---------- 本文 ----------

2021年9月5日(日) 名古屋・御器所 なんや
野口UFO義徳(djembe/symbal) 齋藤直子(as) 柳川芳命(as)
「緋連雀」というトリオのユニットで、なんややインテルサットでお馴染みの二人である。今回、UFOさんと齋藤さんのコンビネーションに割り込む形で参加させてもらった。UFOさんとは久しぶりの共演。むしろ齊藤さんとの共演のほうが最近は多い。と言っても2回ぐらいか?
UFOさんのセットは、ジェンベ1つとシンバルが3枚だったかな?きわめてシンプルな打楽器編成である。ドラムセットとは全く世界が違うと思った。ドラムセットは「セット」というだけあって、いろいろな鳴り物がバランスよく配置されているので、装飾的な効果もある。それに両手両足の4つの音を同時に出せる。それに対してUFOさんのセットでは、使うのは両手のみで、デコレーションをそぎ落とし、剥き出し、丸腰、シンプルの極みの演奏スタイルになる。そうなるとビート、パルスの変化の面白さで勝負するしかない。自分もソプラノとかアルトとかクラリネットとか、いろいろな管楽器を並べて、取り換えては吹くというのが向いていなくて、今日はアルトのみ、今日はソプラノのみ、というように選択肢をつくらないやり方がのほうが性に合っている。(それにたくさん楽器を持ち運ぶのはイヤ)なので、こういったシンプルなスタイルでやり抜こうという姿勢に共感する。それにしてもUFOさんのジェンベの打音は、体を射抜かれるような強靭さがある。意志の強さそのもののようだ。
齊藤さんのサックス演奏について、同じくアルト奏者のPUYOさんは、こんなことを書いている。
齋藤さん、ちょっと変わったサックス吹きかな。ゆったりマイペース感があって自然体な感じ。喜びがあふれる音。
なるほど。自然体で即興演奏ができるというは素晴らしいと思う。人を惹きつけようと気負うとかわざとらしく演じるとか、聴かせどころを作ってアピールするとか、そういう作為的なところが演奏行為から見えると、聴いている者は引いてしまう。齊藤さんは溶媒のように共演者の音を溶かし込んで混ぜていく感じかな・・・。そういった「やわらぎ(和らぎ)」のある演奏は、年月を超えて、共演者の個性を超えて、長く新鮮さを保てるような気がする。
そんな、齊藤さんの演奏後の感想は以下のとおり・・・
(前略)1stセットはDUO×3。この2年、一緒に活動してきましたが、野口UFOさんとのDUOは初めて。色々発見があり、今後に繋げたいと思いました。柳川さんとのDUOは、2年ぶり。前回とは全く違うものだったと思います。読み合いや間合いなどは前回の感触を思い出しましたが、サウンドは違う。面白いなぁと思いながら吹きました。柳川さんとUFOさんのDUOは、もっと聴いていたかった!
2ndセットは3人で。「こんな編成は初めて」と柳川さんも仰っていましたが、確かに無いと思います。この編成ならではの面白さと難しさを感じながら吹いていました。コロナ禍により、ライブが延期や中止になり、大先輩と演奏させて頂く機会も激減しているので、今回、柳川さんとご一緒させて頂いた時間は本当に貴重なものです。同じアルトなので、勿論ビビりますが、音圧のかけ方やフレージング等、ライブの場で感じることはとても大切。2年前より貪欲になったなぁと思いました。(以下、省略)
同じ楽器同士のデュオだと、勝ったの負けただのと、どこか張り合うようなところがあって(そういう心の貧しさから脱皮したいのだが・・・)、結果いい音楽になっていないケースがよくある。そういう過ちに陥らないで済むのは、齊藤さんの演奏に臨む姿勢のおかげだろう。

写真撮影は堀川務さん。今回もかぶりつきで聴いていただき、ありがとうございました。

----------

## 設問
a. 本文によると、写真撮影をしたのは誰か。
b. 本文の「2021年9月5日(日) 名古屋・御器所 なんや」から「体な感じ。喜びがあふれる音。」までの部分を、一字も変えずに返せ。
解答には本文の内容だけを使ってください。

---------- 提示データ ----------

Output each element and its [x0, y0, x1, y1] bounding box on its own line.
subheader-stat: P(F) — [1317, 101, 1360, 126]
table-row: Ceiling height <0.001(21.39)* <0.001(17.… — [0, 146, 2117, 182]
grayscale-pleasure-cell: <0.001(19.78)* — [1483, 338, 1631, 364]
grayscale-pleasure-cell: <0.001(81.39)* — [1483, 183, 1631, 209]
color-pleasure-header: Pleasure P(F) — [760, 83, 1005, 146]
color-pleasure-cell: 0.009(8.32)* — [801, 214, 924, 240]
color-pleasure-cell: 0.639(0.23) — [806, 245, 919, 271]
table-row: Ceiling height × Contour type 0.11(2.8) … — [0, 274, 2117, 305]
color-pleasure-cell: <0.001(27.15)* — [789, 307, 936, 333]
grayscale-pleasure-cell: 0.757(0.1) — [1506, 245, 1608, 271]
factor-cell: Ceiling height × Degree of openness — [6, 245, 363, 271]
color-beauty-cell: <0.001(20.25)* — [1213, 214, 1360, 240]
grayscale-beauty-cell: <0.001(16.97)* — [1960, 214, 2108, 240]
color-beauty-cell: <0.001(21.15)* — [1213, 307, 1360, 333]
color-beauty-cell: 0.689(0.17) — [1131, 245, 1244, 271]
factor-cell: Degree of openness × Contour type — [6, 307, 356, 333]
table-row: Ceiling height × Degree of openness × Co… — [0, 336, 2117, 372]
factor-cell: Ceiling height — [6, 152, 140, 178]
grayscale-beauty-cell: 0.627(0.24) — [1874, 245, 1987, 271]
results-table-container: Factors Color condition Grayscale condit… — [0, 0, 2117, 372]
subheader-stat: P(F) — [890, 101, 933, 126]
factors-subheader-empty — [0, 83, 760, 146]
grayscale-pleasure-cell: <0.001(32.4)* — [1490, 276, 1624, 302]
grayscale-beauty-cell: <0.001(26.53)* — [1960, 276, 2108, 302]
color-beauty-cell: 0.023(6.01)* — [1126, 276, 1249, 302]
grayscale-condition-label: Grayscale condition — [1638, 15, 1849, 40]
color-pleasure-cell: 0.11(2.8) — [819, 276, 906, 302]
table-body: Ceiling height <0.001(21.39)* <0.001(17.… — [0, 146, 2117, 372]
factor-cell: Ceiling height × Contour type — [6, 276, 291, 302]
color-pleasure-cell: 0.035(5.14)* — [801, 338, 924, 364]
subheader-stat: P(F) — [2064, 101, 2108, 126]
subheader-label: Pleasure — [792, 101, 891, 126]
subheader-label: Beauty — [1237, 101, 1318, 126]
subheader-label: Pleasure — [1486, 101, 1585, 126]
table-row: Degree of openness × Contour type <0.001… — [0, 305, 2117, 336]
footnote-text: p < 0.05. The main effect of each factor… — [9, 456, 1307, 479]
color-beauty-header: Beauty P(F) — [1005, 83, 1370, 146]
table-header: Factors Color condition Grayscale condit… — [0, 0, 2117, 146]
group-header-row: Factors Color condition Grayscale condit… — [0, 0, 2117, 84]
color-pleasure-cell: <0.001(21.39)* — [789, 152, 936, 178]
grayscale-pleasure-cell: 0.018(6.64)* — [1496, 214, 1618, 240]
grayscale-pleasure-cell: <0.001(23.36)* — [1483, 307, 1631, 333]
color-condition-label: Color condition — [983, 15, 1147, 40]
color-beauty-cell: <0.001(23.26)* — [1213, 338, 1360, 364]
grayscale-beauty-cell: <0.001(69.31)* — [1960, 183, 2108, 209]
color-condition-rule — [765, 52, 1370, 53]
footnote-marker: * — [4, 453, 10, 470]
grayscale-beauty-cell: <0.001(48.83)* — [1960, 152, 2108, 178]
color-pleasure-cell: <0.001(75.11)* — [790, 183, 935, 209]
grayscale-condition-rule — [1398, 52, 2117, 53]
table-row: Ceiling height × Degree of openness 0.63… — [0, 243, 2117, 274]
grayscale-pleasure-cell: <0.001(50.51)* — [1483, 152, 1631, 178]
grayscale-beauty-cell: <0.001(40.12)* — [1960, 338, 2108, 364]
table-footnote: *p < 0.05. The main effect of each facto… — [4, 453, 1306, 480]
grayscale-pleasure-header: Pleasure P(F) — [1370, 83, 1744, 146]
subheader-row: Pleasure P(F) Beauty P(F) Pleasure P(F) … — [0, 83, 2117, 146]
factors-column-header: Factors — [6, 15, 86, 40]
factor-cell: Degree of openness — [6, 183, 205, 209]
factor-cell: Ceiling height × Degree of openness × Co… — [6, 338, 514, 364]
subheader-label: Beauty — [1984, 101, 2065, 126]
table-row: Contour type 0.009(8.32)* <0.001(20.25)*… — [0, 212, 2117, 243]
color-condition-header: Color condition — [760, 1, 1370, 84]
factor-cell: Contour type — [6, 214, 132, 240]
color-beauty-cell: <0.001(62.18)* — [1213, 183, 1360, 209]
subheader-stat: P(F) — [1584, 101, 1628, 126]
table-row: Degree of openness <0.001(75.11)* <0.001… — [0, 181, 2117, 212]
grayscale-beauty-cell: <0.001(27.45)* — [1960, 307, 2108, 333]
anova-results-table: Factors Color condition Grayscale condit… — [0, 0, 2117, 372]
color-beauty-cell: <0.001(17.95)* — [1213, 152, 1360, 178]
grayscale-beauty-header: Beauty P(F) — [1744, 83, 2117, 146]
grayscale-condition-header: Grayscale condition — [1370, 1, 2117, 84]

----------

## 解答
a. 堀川務さん。

b.
2021年9月5日(日) 名古屋・御器所 なんや
野口UFO義徳(djembe/symbal) 齋藤直子(as) 柳川芳命(as)
「緋連雀」というトリオのユニットで、なんややインテルサットでお馴染みの二人である。今回、UFOさんと齋藤さんのコンビネーションに割り込む形で参加させてもらった。UFOさんとは久しぶりの共演。むしろ齊藤さんとの共演のほうが最近は多い。と言っても2回ぐらいか?
UFOさんのセットは、ジェンベ1つとシンバルが3枚だったかな?きわめてシンプルな打楽器編成である。ドラムセットとは全く世界が違うと思った。ドラムセットは「セット」というだけあって、いろいろな鳴り物がバランスよく配置されているので、装飾的な効果もある。それに両手両足の4つの音を同時に出せる。それに対してUFOさんのセットでは、使うのは両手のみで、デコレーションをそぎ落とし、剥き出し、丸腰、シンプルの極みの演奏スタイルになる。そうなるとビート、パルスの変化の面白さで勝負するしかない。自分もソプラノとかアルトとかクラリネットとか、いろいろな管楽器を並べて、取り換えては吹くというのが向いていなくて、今日はアルトのみ、今日はソプラノのみ、というように選択肢をつくらないやり方がのほうが性に合っている。(それにたくさん楽器を持ち運ぶのはイヤ)なので、こういったシンプルなスタイルでやり抜こうという姿勢に共感する。それにしてもUFOさんのジェンベの打音は、体を射抜かれるような強靭さがある。意志の強さそのもののようだ。
齊藤さんのサックス演奏について、同じくアルト奏者のPUYOさんは、こんなことを書いている。
齋藤さん、ちょっと変わったサックス吹きかな。ゆったりマイペース感があって自然体な感じ。喜びがあふれる音。